## Extracted data
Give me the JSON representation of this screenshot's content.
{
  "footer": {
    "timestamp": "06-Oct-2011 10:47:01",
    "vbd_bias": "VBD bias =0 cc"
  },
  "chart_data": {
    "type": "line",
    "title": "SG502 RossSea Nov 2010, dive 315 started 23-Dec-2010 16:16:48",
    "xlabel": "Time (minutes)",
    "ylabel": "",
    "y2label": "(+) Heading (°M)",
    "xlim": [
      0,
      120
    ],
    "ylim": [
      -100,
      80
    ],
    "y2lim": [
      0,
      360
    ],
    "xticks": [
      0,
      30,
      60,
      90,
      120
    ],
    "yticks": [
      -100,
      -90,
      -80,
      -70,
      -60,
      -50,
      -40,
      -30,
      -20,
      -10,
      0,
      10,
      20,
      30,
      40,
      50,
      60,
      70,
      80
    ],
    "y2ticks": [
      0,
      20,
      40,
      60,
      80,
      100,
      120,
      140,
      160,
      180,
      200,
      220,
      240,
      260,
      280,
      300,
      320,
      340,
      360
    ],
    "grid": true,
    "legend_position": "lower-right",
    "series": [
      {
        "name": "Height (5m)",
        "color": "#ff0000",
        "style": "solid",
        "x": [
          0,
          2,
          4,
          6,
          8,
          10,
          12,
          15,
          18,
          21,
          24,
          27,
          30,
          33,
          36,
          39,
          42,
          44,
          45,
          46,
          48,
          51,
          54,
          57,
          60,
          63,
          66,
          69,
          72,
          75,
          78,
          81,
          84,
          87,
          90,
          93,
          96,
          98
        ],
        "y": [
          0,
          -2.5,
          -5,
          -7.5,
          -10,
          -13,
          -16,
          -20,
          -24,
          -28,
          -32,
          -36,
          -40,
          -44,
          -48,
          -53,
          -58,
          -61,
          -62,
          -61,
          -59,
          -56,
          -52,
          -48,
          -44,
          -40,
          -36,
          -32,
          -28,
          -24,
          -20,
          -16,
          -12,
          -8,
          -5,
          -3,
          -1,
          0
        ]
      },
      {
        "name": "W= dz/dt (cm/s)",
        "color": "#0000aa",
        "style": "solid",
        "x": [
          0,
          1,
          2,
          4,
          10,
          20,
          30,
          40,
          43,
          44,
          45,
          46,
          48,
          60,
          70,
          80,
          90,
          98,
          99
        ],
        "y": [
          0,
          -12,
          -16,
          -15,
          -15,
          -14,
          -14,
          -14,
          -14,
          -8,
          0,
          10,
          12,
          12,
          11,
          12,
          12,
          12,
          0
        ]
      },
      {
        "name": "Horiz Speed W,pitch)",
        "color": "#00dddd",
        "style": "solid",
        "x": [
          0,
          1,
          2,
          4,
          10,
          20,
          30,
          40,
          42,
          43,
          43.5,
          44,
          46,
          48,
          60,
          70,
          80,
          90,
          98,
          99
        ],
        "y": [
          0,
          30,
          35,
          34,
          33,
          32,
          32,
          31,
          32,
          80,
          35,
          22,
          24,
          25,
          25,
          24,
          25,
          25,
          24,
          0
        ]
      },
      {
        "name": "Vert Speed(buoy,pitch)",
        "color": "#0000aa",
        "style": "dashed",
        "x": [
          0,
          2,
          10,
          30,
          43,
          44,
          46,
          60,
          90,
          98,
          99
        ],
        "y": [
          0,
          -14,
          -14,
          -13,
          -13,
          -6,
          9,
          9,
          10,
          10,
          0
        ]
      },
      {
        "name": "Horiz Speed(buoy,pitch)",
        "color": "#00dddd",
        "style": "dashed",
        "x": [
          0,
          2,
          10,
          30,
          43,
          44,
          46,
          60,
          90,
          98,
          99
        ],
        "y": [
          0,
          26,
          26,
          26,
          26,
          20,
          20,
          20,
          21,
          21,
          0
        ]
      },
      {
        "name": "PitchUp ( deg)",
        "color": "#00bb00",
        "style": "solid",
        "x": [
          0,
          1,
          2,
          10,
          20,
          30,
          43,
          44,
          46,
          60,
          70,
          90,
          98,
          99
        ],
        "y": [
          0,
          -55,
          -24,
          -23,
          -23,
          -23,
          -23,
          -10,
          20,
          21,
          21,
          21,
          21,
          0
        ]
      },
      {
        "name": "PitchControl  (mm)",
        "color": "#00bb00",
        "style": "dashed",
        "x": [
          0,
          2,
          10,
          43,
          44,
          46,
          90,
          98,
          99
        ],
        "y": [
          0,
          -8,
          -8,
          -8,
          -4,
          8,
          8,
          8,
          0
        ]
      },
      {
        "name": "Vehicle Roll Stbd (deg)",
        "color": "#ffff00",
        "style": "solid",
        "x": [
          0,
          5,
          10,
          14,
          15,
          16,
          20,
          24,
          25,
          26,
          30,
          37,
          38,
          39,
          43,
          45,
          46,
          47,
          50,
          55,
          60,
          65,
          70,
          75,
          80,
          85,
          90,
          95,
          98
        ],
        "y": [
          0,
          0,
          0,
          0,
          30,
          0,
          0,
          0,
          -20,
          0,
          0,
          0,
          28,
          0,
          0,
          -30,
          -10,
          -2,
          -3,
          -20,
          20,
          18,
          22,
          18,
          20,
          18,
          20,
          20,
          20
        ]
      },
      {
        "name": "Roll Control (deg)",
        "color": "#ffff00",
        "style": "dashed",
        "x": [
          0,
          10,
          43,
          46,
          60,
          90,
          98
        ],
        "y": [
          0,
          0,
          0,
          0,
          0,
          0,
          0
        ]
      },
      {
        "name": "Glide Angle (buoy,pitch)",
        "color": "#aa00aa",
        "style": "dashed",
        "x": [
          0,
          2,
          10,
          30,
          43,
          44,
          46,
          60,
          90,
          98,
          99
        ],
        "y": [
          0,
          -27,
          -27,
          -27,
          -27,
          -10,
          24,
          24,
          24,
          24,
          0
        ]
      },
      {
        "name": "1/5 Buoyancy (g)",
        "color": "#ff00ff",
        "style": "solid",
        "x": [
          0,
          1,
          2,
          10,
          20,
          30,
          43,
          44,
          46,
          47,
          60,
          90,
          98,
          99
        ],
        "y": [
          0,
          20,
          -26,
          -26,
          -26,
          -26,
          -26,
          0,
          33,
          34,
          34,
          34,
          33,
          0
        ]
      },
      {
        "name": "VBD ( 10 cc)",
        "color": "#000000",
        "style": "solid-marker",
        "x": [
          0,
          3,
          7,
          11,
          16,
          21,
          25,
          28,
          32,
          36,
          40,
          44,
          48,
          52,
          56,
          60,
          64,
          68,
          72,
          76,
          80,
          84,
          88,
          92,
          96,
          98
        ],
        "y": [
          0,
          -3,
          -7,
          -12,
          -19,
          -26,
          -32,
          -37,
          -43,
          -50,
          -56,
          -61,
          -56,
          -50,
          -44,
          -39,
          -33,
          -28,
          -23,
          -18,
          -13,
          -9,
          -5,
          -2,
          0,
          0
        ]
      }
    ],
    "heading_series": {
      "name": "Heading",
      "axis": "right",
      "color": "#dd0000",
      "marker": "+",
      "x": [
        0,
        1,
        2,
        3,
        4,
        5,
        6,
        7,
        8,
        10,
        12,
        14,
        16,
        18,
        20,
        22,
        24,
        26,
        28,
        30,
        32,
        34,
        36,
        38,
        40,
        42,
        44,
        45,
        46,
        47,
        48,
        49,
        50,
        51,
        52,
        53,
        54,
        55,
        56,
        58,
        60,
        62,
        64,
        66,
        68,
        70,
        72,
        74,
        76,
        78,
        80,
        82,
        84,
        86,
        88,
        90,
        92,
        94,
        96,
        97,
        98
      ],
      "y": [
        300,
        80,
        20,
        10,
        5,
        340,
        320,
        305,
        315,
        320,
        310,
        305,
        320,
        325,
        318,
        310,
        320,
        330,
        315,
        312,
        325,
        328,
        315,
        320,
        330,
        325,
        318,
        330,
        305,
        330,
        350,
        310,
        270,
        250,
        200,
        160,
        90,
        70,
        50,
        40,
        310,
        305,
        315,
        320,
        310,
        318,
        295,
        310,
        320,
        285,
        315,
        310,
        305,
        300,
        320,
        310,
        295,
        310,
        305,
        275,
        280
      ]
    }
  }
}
...
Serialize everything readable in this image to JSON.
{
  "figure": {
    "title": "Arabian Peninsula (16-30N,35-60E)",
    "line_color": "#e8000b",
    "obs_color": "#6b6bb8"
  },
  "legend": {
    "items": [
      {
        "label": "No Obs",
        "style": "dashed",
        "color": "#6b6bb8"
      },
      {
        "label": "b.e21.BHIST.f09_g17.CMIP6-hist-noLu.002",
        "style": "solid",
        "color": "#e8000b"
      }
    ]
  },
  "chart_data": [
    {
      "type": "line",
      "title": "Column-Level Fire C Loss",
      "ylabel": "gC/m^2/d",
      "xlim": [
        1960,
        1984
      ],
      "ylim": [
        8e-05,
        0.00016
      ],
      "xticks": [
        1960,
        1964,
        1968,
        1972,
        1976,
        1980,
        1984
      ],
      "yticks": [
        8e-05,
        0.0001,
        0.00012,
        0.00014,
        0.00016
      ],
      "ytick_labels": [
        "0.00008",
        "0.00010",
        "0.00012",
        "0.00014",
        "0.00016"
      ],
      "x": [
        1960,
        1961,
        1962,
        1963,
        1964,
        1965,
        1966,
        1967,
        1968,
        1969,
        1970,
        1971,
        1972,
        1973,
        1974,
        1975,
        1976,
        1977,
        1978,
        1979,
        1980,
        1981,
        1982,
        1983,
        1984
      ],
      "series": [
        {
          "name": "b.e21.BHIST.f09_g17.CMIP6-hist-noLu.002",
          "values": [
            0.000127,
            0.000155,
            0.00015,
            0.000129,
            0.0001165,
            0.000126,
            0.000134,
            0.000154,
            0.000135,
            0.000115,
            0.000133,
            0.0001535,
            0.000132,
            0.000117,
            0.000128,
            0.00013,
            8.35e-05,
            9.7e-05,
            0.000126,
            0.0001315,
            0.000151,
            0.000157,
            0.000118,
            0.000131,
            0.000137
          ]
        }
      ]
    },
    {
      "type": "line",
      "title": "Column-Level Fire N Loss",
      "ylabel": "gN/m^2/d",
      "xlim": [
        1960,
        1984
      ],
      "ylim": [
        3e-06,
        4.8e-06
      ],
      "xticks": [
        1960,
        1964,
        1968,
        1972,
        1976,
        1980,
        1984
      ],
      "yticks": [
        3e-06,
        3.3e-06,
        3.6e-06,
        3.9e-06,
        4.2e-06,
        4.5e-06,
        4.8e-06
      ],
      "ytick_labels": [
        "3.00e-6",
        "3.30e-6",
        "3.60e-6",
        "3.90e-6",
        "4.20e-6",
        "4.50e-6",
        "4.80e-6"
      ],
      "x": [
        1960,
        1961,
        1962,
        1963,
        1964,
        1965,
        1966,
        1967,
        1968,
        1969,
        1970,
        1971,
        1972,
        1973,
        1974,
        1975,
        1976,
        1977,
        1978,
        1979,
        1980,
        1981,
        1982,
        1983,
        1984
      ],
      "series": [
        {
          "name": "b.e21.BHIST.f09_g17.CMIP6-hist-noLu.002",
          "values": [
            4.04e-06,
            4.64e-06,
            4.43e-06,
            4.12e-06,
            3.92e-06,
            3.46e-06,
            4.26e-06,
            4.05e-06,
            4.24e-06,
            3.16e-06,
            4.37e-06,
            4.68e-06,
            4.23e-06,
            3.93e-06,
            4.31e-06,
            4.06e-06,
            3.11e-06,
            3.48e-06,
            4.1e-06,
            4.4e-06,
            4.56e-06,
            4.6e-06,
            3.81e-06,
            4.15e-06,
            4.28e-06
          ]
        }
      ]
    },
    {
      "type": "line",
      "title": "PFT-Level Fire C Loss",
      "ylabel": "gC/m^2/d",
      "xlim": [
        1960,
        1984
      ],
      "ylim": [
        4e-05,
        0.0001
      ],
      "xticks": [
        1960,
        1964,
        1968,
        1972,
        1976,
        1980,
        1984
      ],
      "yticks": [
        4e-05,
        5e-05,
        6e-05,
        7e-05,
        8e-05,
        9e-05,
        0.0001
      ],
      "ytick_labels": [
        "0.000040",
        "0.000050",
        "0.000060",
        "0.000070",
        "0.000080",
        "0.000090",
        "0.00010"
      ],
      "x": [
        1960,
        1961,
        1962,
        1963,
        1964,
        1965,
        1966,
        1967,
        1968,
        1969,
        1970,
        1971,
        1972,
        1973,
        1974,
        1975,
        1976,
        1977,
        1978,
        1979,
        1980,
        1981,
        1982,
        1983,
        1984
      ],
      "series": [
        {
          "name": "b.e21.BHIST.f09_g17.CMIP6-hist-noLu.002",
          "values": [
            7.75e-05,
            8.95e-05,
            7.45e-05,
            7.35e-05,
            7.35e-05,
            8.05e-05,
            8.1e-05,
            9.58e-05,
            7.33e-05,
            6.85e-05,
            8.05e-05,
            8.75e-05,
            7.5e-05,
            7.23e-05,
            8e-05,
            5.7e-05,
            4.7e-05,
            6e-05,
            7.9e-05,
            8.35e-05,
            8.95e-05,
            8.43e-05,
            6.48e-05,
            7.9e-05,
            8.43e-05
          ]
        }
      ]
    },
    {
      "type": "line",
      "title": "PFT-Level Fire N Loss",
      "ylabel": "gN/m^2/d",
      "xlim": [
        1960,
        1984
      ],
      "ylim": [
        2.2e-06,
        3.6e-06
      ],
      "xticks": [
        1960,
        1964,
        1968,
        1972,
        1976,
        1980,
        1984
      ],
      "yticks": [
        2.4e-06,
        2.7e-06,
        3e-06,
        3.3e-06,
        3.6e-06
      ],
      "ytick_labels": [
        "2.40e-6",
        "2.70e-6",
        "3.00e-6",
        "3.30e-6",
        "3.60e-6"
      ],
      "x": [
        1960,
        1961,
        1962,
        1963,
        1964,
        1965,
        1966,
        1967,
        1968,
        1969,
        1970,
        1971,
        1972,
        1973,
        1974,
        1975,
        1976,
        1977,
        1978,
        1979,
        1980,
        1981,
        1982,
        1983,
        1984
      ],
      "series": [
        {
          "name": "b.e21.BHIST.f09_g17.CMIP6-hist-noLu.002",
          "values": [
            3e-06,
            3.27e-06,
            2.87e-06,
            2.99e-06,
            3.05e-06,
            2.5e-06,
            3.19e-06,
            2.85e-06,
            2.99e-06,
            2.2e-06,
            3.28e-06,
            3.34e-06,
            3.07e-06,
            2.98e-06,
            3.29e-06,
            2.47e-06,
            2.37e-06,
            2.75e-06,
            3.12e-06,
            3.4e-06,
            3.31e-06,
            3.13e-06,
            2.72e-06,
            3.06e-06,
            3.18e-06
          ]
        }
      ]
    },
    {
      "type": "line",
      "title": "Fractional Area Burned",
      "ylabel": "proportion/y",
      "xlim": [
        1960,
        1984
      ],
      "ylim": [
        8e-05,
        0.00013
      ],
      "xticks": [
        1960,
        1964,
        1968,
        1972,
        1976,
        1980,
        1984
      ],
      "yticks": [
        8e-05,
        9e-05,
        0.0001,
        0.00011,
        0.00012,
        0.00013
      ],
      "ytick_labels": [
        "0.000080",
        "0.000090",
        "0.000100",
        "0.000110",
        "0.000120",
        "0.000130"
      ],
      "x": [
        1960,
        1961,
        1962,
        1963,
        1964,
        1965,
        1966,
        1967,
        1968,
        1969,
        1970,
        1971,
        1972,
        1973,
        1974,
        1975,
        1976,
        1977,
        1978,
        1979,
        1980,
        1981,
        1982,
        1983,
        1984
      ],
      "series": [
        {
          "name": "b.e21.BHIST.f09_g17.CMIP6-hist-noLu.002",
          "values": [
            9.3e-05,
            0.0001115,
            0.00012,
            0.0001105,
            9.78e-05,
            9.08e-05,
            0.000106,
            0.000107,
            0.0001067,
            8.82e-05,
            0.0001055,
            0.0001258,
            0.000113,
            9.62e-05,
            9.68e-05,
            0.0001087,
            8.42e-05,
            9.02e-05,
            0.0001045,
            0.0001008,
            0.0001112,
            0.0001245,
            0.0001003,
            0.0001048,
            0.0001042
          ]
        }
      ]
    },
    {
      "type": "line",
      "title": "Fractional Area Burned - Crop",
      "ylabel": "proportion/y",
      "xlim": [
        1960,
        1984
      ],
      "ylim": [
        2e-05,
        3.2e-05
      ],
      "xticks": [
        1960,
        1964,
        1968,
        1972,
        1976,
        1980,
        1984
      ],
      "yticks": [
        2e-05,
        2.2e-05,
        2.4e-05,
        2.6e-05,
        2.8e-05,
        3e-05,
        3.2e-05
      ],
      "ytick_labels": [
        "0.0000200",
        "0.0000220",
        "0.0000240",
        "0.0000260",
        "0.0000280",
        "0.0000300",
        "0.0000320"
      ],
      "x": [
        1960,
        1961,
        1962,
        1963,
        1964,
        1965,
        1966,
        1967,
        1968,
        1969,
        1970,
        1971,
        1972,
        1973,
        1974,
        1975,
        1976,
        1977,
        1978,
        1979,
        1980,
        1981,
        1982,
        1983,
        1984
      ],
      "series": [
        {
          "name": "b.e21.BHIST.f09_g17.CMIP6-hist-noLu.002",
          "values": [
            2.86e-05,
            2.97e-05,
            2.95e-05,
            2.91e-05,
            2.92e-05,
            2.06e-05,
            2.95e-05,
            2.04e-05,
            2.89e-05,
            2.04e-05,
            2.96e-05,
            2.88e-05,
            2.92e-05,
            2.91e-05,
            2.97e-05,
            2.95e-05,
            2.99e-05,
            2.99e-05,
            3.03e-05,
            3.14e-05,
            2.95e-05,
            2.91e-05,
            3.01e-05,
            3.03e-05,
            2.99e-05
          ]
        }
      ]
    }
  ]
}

## Written task
Which lines contain "Burned"? Show each of them.

## Response to this task
      "title": "Fractional Area Burned",
      "title": "Fractional Area Burned - Crop",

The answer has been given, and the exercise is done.